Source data
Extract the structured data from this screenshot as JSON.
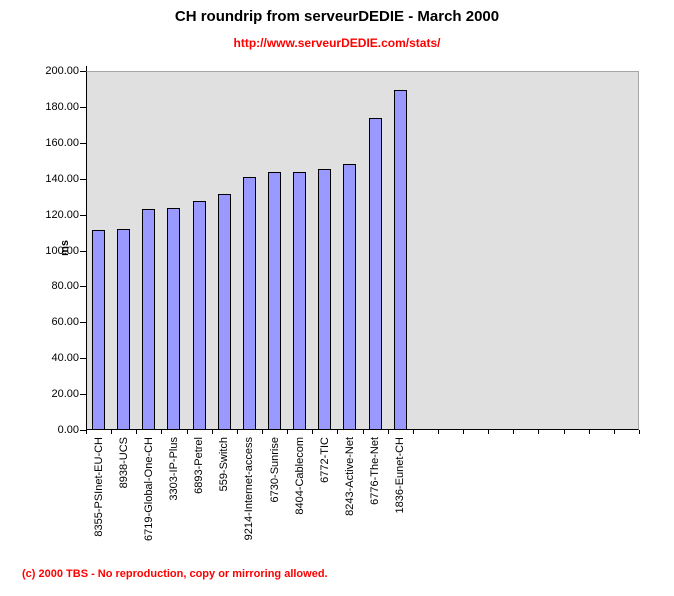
{
  "chart_data": {
    "type": "bar",
    "title": "CH roundrip from serveurDEDIE - March 2000",
    "subtitle": "http://www.serveurDEDIE.com/stats/",
    "footer": "(c) 2000 TBS - No reproduction, copy or mirroring allowed.",
    "xlabel": "",
    "ylabel": "ms",
    "ylim": [
      0,
      200
    ],
    "ytick_step": 20,
    "ytick_decimals": 2,
    "grid": false,
    "legend": false,
    "categories": [
      "8355-PSInet-EU-CH",
      "8938-UCS",
      "6719-Global-One-CH",
      "3303-IP-Plus",
      "6893-Petrel",
      "559-Switch",
      "9214-Internet-access",
      "6730-Sunrise",
      "8404-Cablecom",
      "6772-TIC",
      "8243-Active-Net",
      "6776-The-Net",
      "1836-Eunet-CH"
    ],
    "values": [
      111.5,
      112,
      123,
      123.5,
      127.5,
      131.5,
      141,
      143.5,
      143.5,
      145.5,
      148,
      174,
      189.5
    ],
    "empty_trailing_slots": 9,
    "colors": {
      "bar_fill": "#9999FF",
      "bar_border": "#000000",
      "plot_background": "#E0E0E0",
      "axis": "#000000",
      "plot_border": "#A6A6A6",
      "accent_red": "#FF0000",
      "page_background": "#FFFFFF"
    }
  }
}
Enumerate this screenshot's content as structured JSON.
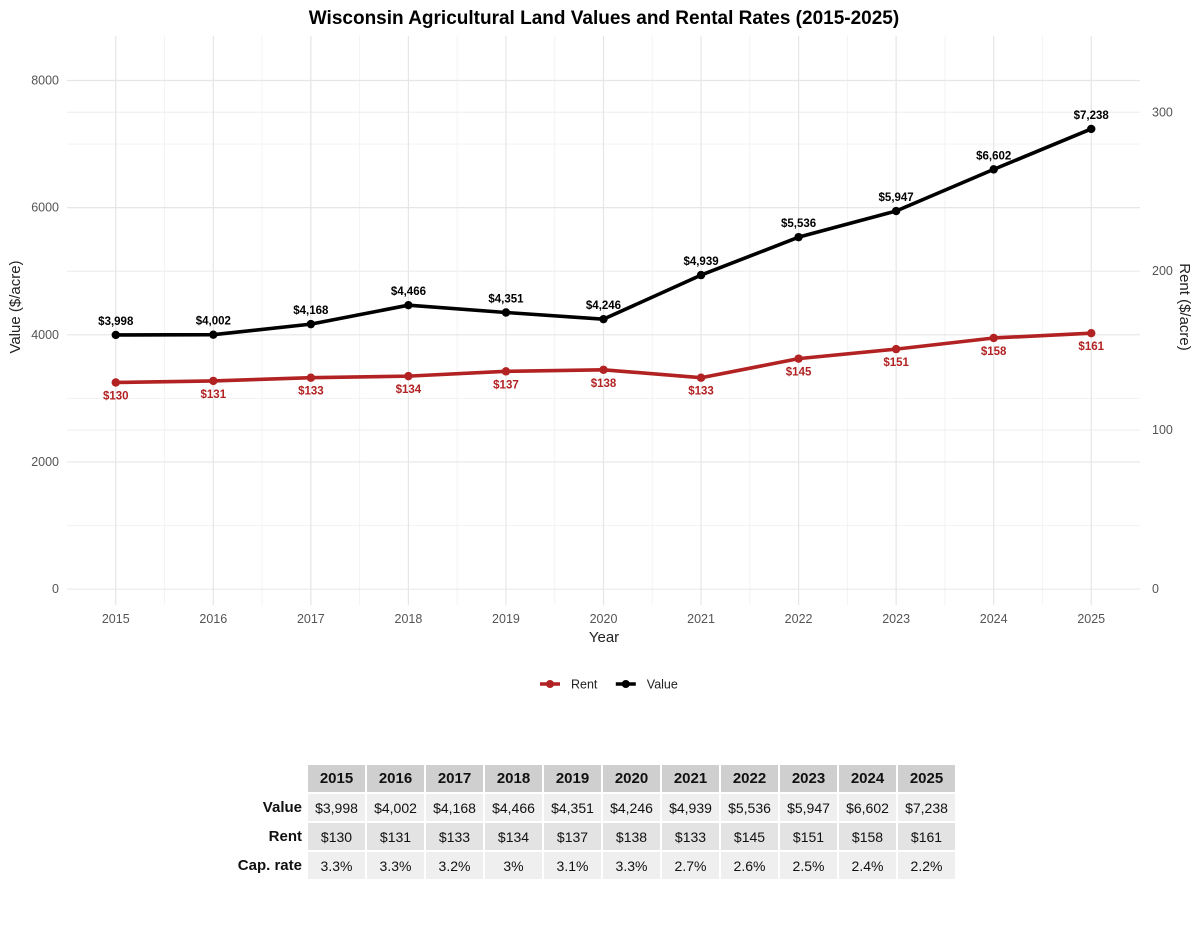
{
  "chart_data": {
    "type": "line",
    "title": "Wisconsin Agricultural Land Values and Rental Rates (2015-2025)",
    "xlabel": "Year",
    "ylabel": "Value ($/acre)",
    "y2label": "Rent ($/acre)",
    "x": [
      2015,
      2016,
      2017,
      2018,
      2019,
      2020,
      2021,
      2022,
      2023,
      2024,
      2025
    ],
    "x_tick_labels": [
      "2015",
      "2016",
      "2017",
      "2018",
      "2019",
      "2020",
      "2021",
      "2022",
      "2023",
      "2024",
      "2025"
    ],
    "ylim": [
      -250,
      8700
    ],
    "y_ticks": [
      0,
      2000,
      4000,
      6000,
      8000
    ],
    "y2_ticks": [
      0,
      100,
      200,
      300
    ],
    "y2_scale_factor": 25,
    "grid": true,
    "legend_position": "bottom",
    "series": [
      {
        "name": "Value",
        "axis": "left",
        "color": "#000000",
        "values": [
          3998,
          4002,
          4168,
          4466,
          4351,
          4246,
          4939,
          5536,
          5947,
          6602,
          7238
        ],
        "labels": [
          "$3,998",
          "$4,002",
          "$4,168",
          "$4,466",
          "$4,351",
          "$4,246",
          "$4,939",
          "$5,536",
          "$5,947",
          "$6,602",
          "$7,238"
        ]
      },
      {
        "name": "Rent",
        "axis": "right",
        "color": "#b22222",
        "values": [
          130,
          131,
          133,
          134,
          137,
          138,
          133,
          145,
          151,
          158,
          161
        ],
        "labels": [
          "$130",
          "$131",
          "$133",
          "$134",
          "$137",
          "$138",
          "$133",
          "$145",
          "$151",
          "$158",
          "$161"
        ]
      }
    ],
    "legend": [
      {
        "name": "Rent",
        "color": "#b22222"
      },
      {
        "name": "Value",
        "color": "#000000"
      }
    ]
  },
  "table": {
    "columns": [
      "2015",
      "2016",
      "2017",
      "2018",
      "2019",
      "2020",
      "2021",
      "2022",
      "2023",
      "2024",
      "2025"
    ],
    "rows": [
      {
        "label": "Value",
        "cells": [
          "$3,998",
          "$4,002",
          "$4,168",
          "$4,466",
          "$4,351",
          "$4,246",
          "$4,939",
          "$5,536",
          "$5,947",
          "$6,602",
          "$7,238"
        ]
      },
      {
        "label": "Rent",
        "cells": [
          "$130",
          "$131",
          "$133",
          "$134",
          "$137",
          "$138",
          "$133",
          "$145",
          "$151",
          "$158",
          "$161"
        ]
      },
      {
        "label": "Cap. rate",
        "cells": [
          "3.3%",
          "3.3%",
          "3.2%",
          "3%",
          "3.1%",
          "3.3%",
          "2.7%",
          "2.6%",
          "2.5%",
          "2.4%",
          "2.2%"
        ]
      }
    ]
  }
}
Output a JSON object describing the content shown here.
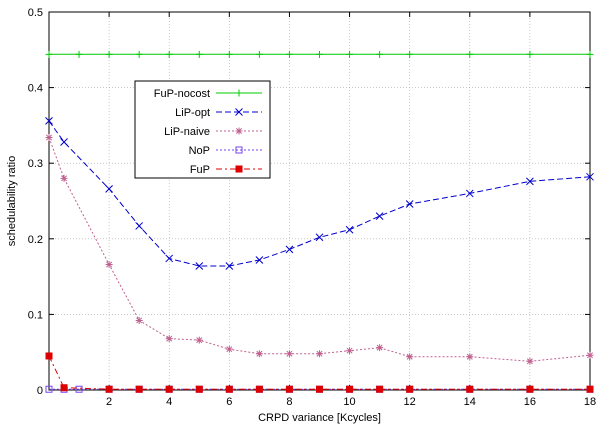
{
  "chart_data": {
    "type": "line",
    "title": "",
    "xlabel": "CRPD variance [Kcycles]",
    "ylabel": "schedulability ratio",
    "xlim": [
      0,
      18
    ],
    "ylim": [
      0,
      0.5
    ],
    "xticks": [
      2,
      4,
      6,
      8,
      10,
      12,
      14,
      16,
      18
    ],
    "xtick_labels": [
      "2",
      "4",
      "6",
      "8",
      "10",
      "12",
      "14",
      "16",
      "18"
    ],
    "yticks": [
      0,
      0.1,
      0.2,
      0.3,
      0.4,
      0.5
    ],
    "ytick_labels": [
      "0",
      "0.1",
      "0.2",
      "0.3",
      "0.4",
      "0.5"
    ],
    "grid": true,
    "legend_position": "upper-left",
    "series": [
      {
        "name": "FuP-nocost",
        "color": "#00cc00",
        "marker": "plus",
        "dash": "solid",
        "x": [
          0,
          1,
          2,
          3,
          4,
          5,
          6,
          7,
          8,
          9,
          10,
          11,
          12,
          14,
          16,
          18
        ],
        "y": [
          0.444,
          0.444,
          0.444,
          0.444,
          0.444,
          0.444,
          0.444,
          0.444,
          0.444,
          0.444,
          0.444,
          0.444,
          0.444,
          0.444,
          0.444,
          0.444
        ]
      },
      {
        "name": "LiP-opt",
        "color": "#0000cc",
        "marker": "x",
        "dash": "dashed",
        "x": [
          0,
          0.5,
          2,
          3,
          4,
          5,
          6,
          7,
          8,
          9,
          10,
          11,
          12,
          14,
          16,
          18
        ],
        "y": [
          0.356,
          0.328,
          0.266,
          0.217,
          0.174,
          0.164,
          0.164,
          0.172,
          0.186,
          0.202,
          0.212,
          0.23,
          0.246,
          0.26,
          0.276,
          0.282
        ]
      },
      {
        "name": "LiP-naive",
        "color": "#c06090",
        "marker": "star",
        "dash": "dotted",
        "x": [
          0,
          0.5,
          2,
          3,
          4,
          5,
          6,
          7,
          8,
          9,
          10,
          11,
          12,
          14,
          16,
          18
        ],
        "y": [
          0.334,
          0.28,
          0.166,
          0.092,
          0.068,
          0.066,
          0.054,
          0.048,
          0.048,
          0.048,
          0.052,
          0.056,
          0.044,
          0.044,
          0.038,
          0.046
        ]
      },
      {
        "name": "NoP",
        "color": "#7744ee",
        "marker": "square-open",
        "dash": "dotted",
        "x": [
          0,
          0.5,
          1,
          2,
          3,
          4,
          5,
          6,
          7,
          8,
          9,
          10,
          11,
          12,
          14,
          16,
          18
        ],
        "y": [
          0.001,
          0.001,
          0.001,
          0.001,
          0.001,
          0.001,
          0.001,
          0.001,
          0.001,
          0.001,
          0.001,
          0.001,
          0.001,
          0.001,
          0.001,
          0.001,
          0.001
        ]
      },
      {
        "name": "FuP",
        "color": "#dd0000",
        "marker": "square-filled",
        "dash": "dashdot",
        "x": [
          0,
          0.5,
          2,
          3,
          4,
          5,
          6,
          7,
          8,
          9,
          10,
          11,
          12,
          14,
          16,
          18
        ],
        "y": [
          0.045,
          0.003,
          0.001,
          0.001,
          0.001,
          0.001,
          0.001,
          0.001,
          0.001,
          0.001,
          0.001,
          0.001,
          0.001,
          0.001,
          0.001,
          0.001
        ]
      }
    ]
  }
}
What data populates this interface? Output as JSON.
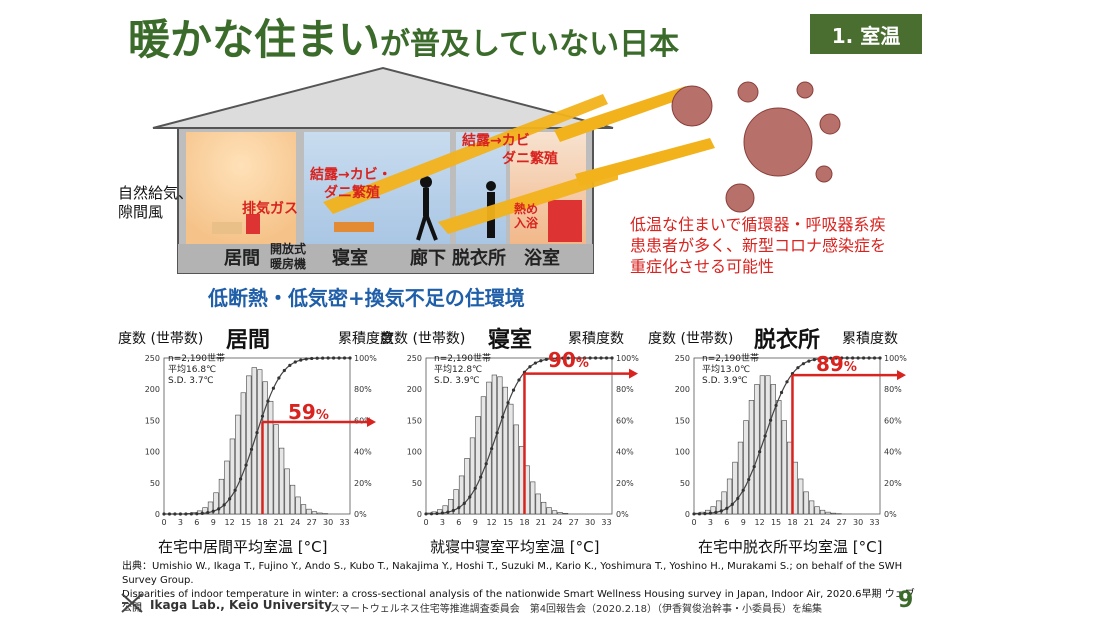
{
  "title": {
    "main": "暖かな住まい",
    "rest": "が普及していない日本"
  },
  "section_tag": "1. 室温",
  "house": {
    "side_label_line1": "自然給気、",
    "side_label_line2": "隙間風",
    "exhaust_label": "排気ガス",
    "condensation_label1_line1": "結露→カビ・",
    "condensation_label1_line2": "ダニ繁殖",
    "condensation_label2_line1": "結露→カビ",
    "condensation_label2_line2": "ダニ繁殖",
    "heat_bath_line1": "熱め",
    "heat_bath_line2": "入浴",
    "rooms": [
      "居間",
      "寝室",
      "廊下",
      "脱衣所",
      "浴室"
    ],
    "heater_line1": "開放式",
    "heater_line2": "暖房機"
  },
  "covid_note": "低温な住まいで循環器・呼吸器系疾患患者が多く、新型コロナ感染症を重症化させる可能性",
  "environment_caption": "低断熱・低気密+換気不足の住環境",
  "axis_left_label": "度数 (世帯数)",
  "axis_right_label": "累積度数",
  "histograms": [
    {
      "room": "居間",
      "n": "n=2,190世帯",
      "mean": "平均16.8℃",
      "sd": "S.D.  3.7℃",
      "percent_value": "59",
      "percent_sign": "%",
      "x_caption": "在宅中居間平均室温 [°C]"
    },
    {
      "room": "寝室",
      "n": "n=2,190世帯",
      "mean": "平均12.8℃",
      "sd": "S.D.  3.9℃",
      "percent_value": "90",
      "percent_sign": "%",
      "x_caption": "就寝中寝室平均室温 [°C]"
    },
    {
      "room": "脱衣所",
      "n": "n=2,190世帯",
      "mean": "平均13.0℃",
      "sd": "S.D.  3.9℃",
      "percent_value": "89",
      "percent_sign": "%",
      "x_caption": "在宅中脱衣所平均室温 [°C]"
    }
  ],
  "chart_data": [
    {
      "type": "bar",
      "title": "居間",
      "mean": 16.8,
      "sd": 3.7,
      "threshold": 18,
      "cumulative_at_threshold": 59,
      "x_ticks": [
        0,
        3,
        6,
        9,
        12,
        15,
        18,
        21,
        24,
        27,
        30,
        33
      ],
      "y_left_ticks": [
        0,
        50,
        100,
        150,
        200,
        250
      ],
      "y_right_ticks": [
        "0%",
        "20%",
        "40%",
        "60%",
        "80%",
        "100%"
      ],
      "ylim": [
        0,
        250
      ],
      "xlim": [
        0,
        34
      ]
    },
    {
      "type": "bar",
      "title": "寝室",
      "mean": 12.8,
      "sd": 3.9,
      "threshold": 18,
      "cumulative_at_threshold": 90,
      "x_ticks": [
        0,
        3,
        6,
        9,
        12,
        15,
        18,
        21,
        24,
        27,
        30,
        33
      ],
      "y_left_ticks": [
        0,
        50,
        100,
        150,
        200,
        250
      ],
      "y_right_ticks": [
        "0%",
        "20%",
        "40%",
        "60%",
        "80%",
        "100%"
      ],
      "ylim": [
        0,
        250
      ],
      "xlim": [
        0,
        34
      ]
    },
    {
      "type": "bar",
      "title": "脱衣所",
      "mean": 13.0,
      "sd": 3.9,
      "threshold": 18,
      "cumulative_at_threshold": 89,
      "x_ticks": [
        0,
        3,
        6,
        9,
        12,
        15,
        18,
        21,
        24,
        27,
        30,
        33
      ],
      "y_left_ticks": [
        0,
        50,
        100,
        150,
        200,
        250
      ],
      "y_right_ticks": [
        "0%",
        "20%",
        "40%",
        "60%",
        "80%",
        "100%"
      ],
      "ylim": [
        0,
        250
      ],
      "xlim": [
        0,
        34
      ]
    }
  ],
  "source_line1": "出典：Umishio W., Ikaga T., Fujino Y., Ando S., Kubo T., Nakajima Y., Hoshi T., Suzuki M., Kario K., Yoshimura T., Yoshino H., Murakami S.; on behalf of the SWH Survey Group.",
  "source_line2": "Disparities of indoor temperature in winter: a cross-sectional analysis of the nationwide Smart Wellness Housing survey in Japan, Indoor Air, 2020.6早期 ウェブ公開",
  "footer_lab": "Ikaga Lab., Keio University",
  "footer_report": "スマートウェルネス住宅等推進調査委員会　第4回報告会（2020.2.18）（伊香賀俊治幹事・小委員長）を編集",
  "page_number": "9",
  "colors": {
    "title_green": "#3b6b2a",
    "accent_red": "#d8231f",
    "caption_blue": "#1f5ea8",
    "arrow_yellow": "#f2b21b"
  }
}
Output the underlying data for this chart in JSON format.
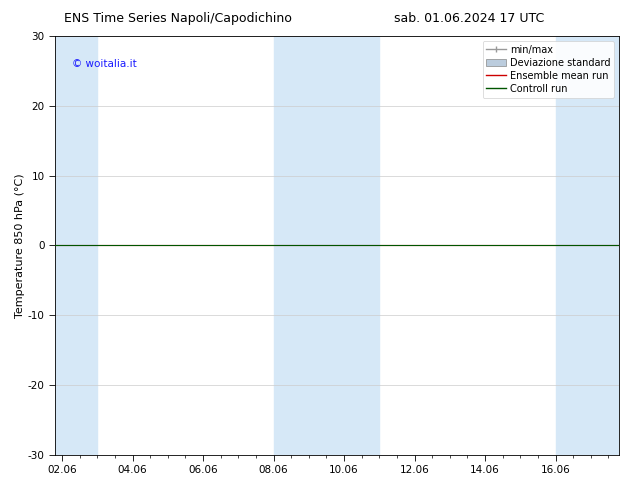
{
  "title_left": "ENS Time Series Napoli/Capodichino",
  "title_right": "sab. 01.06.2024 17 UTC",
  "ylabel": "Temperature 850 hPa (°C)",
  "xlabel": "",
  "ylim": [
    -30,
    30
  ],
  "yticks": [
    -30,
    -20,
    -10,
    0,
    10,
    20,
    30
  ],
  "xtick_labels": [
    "02.06",
    "04.06",
    "06.06",
    "08.06",
    "10.06",
    "12.06",
    "14.06",
    "16.06"
  ],
  "xtick_positions": [
    0,
    2,
    4,
    6,
    8,
    10,
    12,
    14
  ],
  "xlim": [
    -0.2,
    15.8
  ],
  "watermark": "© woitalia.it",
  "watermark_color": "#1a1aff",
  "bg_color": "#ffffff",
  "plot_bg_color": "#ffffff",
  "shaded_bands": [
    {
      "x_start": -0.2,
      "x_end": 1.0,
      "color": "#d6e8f7"
    },
    {
      "x_start": 6.0,
      "x_end": 9.0,
      "color": "#d6e8f7"
    },
    {
      "x_start": 14.0,
      "x_end": 15.8,
      "color": "#d6e8f7"
    }
  ],
  "ensemble_mean_color": "#cc0000",
  "control_run_color": "#005500",
  "min_max_color": "#aaaaaa",
  "std_dev_color": "#bbccdd",
  "legend_labels": [
    "min/max",
    "Deviazione standard",
    "Ensemble mean run",
    "Controll run"
  ],
  "legend_colors": [
    "#999999",
    "#bbccdd",
    "#cc0000",
    "#005500"
  ],
  "title_fontsize": 9,
  "tick_fontsize": 7.5,
  "legend_fontsize": 7,
  "ylabel_fontsize": 8,
  "watermark_fontsize": 7.5
}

INSTRUCTIONS TO FOLLOW: Pull out each line of the records holding the string "Output".

REPLY TO THE TASK:
Output a JSON object describing the content shown here.
What data populates this interface? Output as JSON.
Output the underlying data for this chart in JSON format.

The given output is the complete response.